» **PROBLEM TO SOLVE**:
What is the number of lines holding the word "freq"? Write that number and nothing else.

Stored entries
■ ■ ■ ■ ■
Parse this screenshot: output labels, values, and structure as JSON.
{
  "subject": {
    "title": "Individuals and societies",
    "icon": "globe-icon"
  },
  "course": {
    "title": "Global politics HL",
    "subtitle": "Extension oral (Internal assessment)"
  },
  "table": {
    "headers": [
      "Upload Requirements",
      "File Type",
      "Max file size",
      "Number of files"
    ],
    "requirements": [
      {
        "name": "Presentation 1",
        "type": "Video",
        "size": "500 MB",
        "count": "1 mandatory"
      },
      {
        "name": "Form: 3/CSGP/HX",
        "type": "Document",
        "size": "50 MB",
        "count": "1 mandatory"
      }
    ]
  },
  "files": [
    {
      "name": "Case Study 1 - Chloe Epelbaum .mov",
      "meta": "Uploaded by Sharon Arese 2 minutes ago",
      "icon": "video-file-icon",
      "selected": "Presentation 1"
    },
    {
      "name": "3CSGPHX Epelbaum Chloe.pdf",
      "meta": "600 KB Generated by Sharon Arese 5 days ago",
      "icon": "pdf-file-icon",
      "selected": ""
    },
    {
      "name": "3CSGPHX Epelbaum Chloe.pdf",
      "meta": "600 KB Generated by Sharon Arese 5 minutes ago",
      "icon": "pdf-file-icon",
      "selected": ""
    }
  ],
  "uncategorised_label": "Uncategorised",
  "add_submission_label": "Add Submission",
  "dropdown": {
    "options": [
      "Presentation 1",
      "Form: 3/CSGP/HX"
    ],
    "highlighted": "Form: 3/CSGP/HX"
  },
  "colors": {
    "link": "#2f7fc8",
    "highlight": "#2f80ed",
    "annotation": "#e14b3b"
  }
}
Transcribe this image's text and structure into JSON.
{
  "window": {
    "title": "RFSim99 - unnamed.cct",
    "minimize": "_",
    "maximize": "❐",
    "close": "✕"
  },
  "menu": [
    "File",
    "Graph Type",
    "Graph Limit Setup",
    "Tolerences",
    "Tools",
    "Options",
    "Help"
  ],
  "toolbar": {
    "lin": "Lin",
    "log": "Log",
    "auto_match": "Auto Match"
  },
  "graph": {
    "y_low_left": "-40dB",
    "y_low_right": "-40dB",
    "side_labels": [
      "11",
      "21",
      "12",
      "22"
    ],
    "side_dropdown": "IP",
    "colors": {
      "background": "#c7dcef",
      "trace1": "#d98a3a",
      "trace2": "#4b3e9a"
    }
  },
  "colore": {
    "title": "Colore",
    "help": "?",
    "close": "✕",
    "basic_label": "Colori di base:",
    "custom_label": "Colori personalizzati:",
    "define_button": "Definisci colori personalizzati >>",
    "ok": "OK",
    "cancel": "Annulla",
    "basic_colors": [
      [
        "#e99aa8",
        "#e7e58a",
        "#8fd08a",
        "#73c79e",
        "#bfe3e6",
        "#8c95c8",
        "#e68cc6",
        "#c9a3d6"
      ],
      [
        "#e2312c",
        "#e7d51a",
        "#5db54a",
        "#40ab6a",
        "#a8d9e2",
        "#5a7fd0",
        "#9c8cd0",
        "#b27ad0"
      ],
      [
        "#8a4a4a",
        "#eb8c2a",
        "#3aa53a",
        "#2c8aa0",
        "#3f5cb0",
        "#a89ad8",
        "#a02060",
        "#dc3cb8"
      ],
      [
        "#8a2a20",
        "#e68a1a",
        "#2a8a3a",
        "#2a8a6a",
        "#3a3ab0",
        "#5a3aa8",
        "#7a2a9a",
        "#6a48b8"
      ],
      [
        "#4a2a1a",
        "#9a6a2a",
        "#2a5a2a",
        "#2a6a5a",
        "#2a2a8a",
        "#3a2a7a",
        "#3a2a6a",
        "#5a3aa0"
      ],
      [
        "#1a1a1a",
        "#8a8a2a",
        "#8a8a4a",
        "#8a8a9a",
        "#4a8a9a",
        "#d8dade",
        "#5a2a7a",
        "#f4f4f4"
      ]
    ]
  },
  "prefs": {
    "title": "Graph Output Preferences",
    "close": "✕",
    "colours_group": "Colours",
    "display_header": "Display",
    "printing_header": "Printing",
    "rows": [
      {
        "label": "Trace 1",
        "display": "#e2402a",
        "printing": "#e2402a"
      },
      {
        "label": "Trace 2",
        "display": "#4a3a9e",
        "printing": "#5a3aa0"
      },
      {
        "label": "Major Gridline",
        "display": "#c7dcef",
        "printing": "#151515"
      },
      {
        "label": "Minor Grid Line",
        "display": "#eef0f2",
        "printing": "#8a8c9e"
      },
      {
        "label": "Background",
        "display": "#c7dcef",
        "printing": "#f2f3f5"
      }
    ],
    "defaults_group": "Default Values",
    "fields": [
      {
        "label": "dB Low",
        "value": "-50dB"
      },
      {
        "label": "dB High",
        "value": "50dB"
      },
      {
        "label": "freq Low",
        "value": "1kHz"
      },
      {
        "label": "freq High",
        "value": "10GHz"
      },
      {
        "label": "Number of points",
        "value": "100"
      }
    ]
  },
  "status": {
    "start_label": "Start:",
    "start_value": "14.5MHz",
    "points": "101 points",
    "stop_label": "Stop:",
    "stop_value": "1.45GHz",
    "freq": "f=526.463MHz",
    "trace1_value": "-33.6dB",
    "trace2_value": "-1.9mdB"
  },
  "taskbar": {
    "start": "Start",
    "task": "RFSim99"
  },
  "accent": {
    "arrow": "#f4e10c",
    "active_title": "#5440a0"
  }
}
■ ■ ■ ■ ■
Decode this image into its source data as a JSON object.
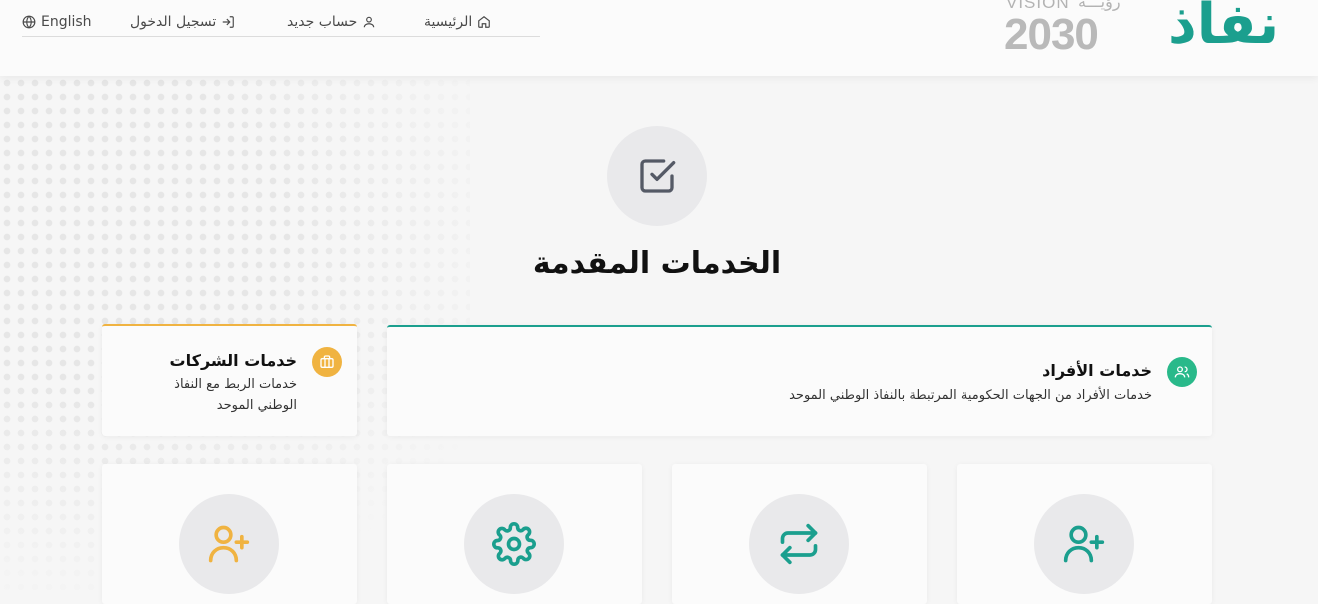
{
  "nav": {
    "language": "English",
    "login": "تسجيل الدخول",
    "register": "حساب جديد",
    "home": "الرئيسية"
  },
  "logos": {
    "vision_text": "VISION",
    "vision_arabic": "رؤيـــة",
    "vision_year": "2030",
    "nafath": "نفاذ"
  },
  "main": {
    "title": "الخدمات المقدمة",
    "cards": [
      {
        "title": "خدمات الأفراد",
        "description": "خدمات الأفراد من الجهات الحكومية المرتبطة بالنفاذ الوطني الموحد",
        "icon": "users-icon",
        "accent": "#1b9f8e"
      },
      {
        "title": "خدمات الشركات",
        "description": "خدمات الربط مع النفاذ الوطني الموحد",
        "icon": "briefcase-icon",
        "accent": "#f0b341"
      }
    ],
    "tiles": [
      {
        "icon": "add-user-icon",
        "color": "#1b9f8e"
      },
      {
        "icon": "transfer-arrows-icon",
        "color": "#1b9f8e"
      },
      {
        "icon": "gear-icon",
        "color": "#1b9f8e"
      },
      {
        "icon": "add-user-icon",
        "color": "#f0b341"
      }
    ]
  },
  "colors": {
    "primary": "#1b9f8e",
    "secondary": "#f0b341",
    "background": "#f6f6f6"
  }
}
■ ■ ■ ■ ■
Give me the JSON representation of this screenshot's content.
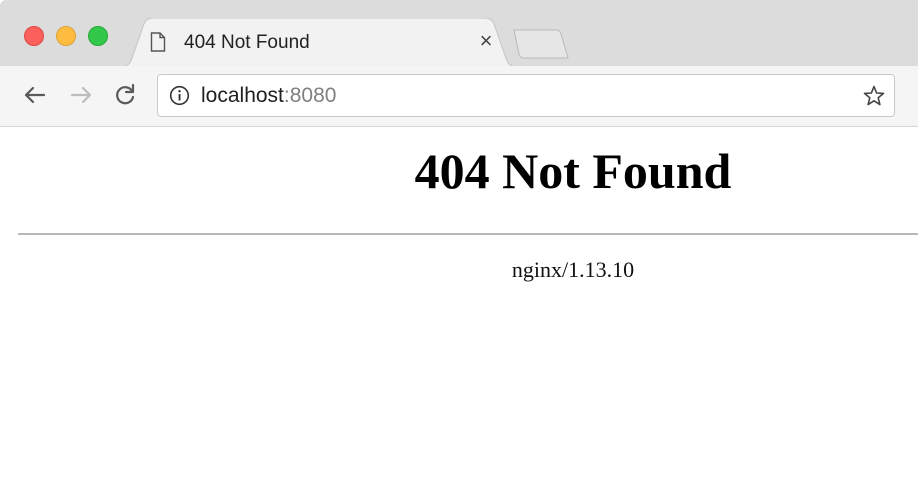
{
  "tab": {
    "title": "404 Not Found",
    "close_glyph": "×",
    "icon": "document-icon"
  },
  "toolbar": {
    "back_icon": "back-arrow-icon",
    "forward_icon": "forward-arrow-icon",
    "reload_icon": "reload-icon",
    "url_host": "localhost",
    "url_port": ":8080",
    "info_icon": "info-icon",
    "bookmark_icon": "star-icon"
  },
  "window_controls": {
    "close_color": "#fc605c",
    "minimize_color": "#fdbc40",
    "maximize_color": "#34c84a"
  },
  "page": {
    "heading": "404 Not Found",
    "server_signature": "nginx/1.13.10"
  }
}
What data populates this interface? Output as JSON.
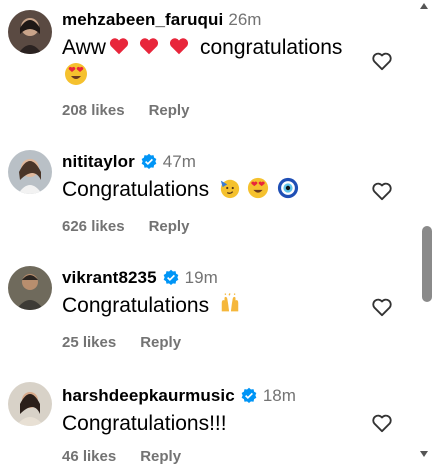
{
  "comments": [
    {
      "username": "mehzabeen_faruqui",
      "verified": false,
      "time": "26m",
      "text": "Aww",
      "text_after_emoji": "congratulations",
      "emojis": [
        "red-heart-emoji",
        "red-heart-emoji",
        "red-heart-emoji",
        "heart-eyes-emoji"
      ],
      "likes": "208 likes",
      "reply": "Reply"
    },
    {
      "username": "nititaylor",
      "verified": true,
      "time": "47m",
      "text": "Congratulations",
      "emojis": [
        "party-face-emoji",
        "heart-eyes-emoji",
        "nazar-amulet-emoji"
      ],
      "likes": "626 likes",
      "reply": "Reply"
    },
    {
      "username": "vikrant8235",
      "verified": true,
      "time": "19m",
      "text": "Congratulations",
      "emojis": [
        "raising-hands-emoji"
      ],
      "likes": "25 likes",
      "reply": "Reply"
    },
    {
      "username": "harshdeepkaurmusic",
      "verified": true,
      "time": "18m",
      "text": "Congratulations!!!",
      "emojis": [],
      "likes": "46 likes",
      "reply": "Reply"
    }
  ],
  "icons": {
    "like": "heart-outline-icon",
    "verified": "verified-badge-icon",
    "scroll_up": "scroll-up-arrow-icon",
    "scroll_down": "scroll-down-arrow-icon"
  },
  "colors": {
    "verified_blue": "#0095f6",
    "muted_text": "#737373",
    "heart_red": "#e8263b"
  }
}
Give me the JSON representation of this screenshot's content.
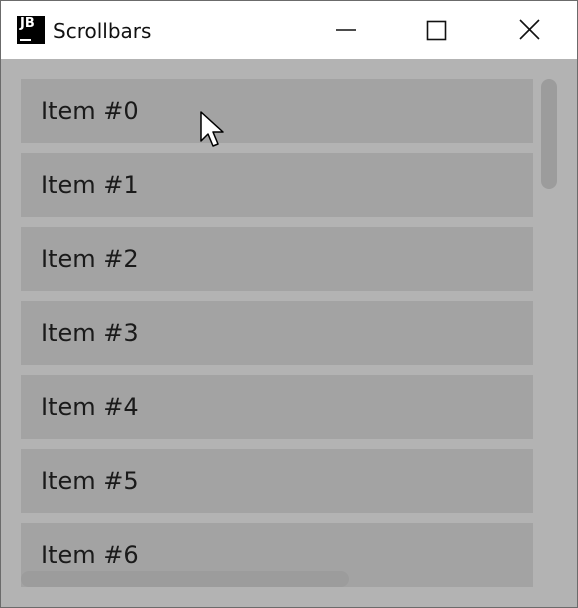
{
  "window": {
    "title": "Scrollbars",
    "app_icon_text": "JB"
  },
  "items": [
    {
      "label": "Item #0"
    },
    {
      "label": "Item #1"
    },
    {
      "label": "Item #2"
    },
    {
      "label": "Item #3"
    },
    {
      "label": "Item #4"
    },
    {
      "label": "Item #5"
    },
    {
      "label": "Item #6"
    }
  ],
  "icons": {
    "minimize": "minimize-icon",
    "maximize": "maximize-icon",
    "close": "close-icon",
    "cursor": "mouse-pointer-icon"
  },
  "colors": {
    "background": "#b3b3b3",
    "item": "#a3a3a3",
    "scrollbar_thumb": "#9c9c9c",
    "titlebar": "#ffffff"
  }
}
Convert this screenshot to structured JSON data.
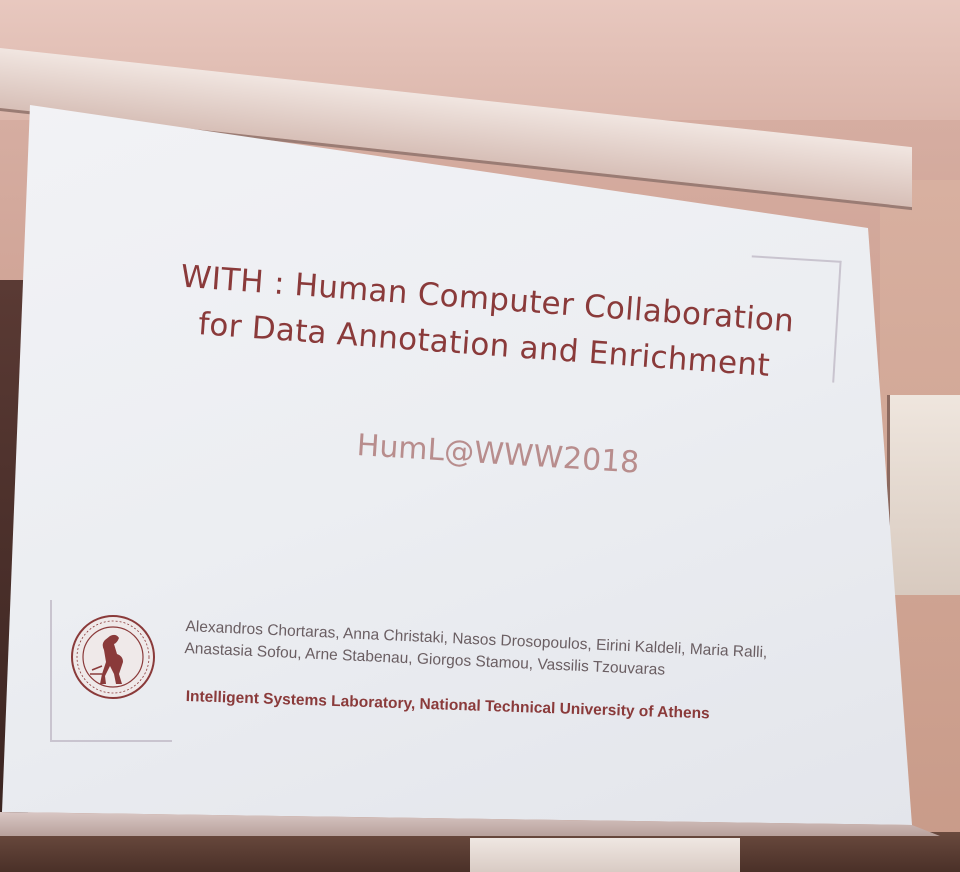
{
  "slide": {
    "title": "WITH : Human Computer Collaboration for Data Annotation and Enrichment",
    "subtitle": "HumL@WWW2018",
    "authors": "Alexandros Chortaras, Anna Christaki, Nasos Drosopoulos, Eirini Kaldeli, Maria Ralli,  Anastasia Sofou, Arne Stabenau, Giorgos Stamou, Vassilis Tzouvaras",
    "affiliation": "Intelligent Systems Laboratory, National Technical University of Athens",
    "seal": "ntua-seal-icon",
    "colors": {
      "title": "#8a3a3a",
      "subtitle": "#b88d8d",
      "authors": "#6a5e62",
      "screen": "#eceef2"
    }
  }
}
■ ■ ■ ■ ■
» **EXERCISE ANSWER**:
3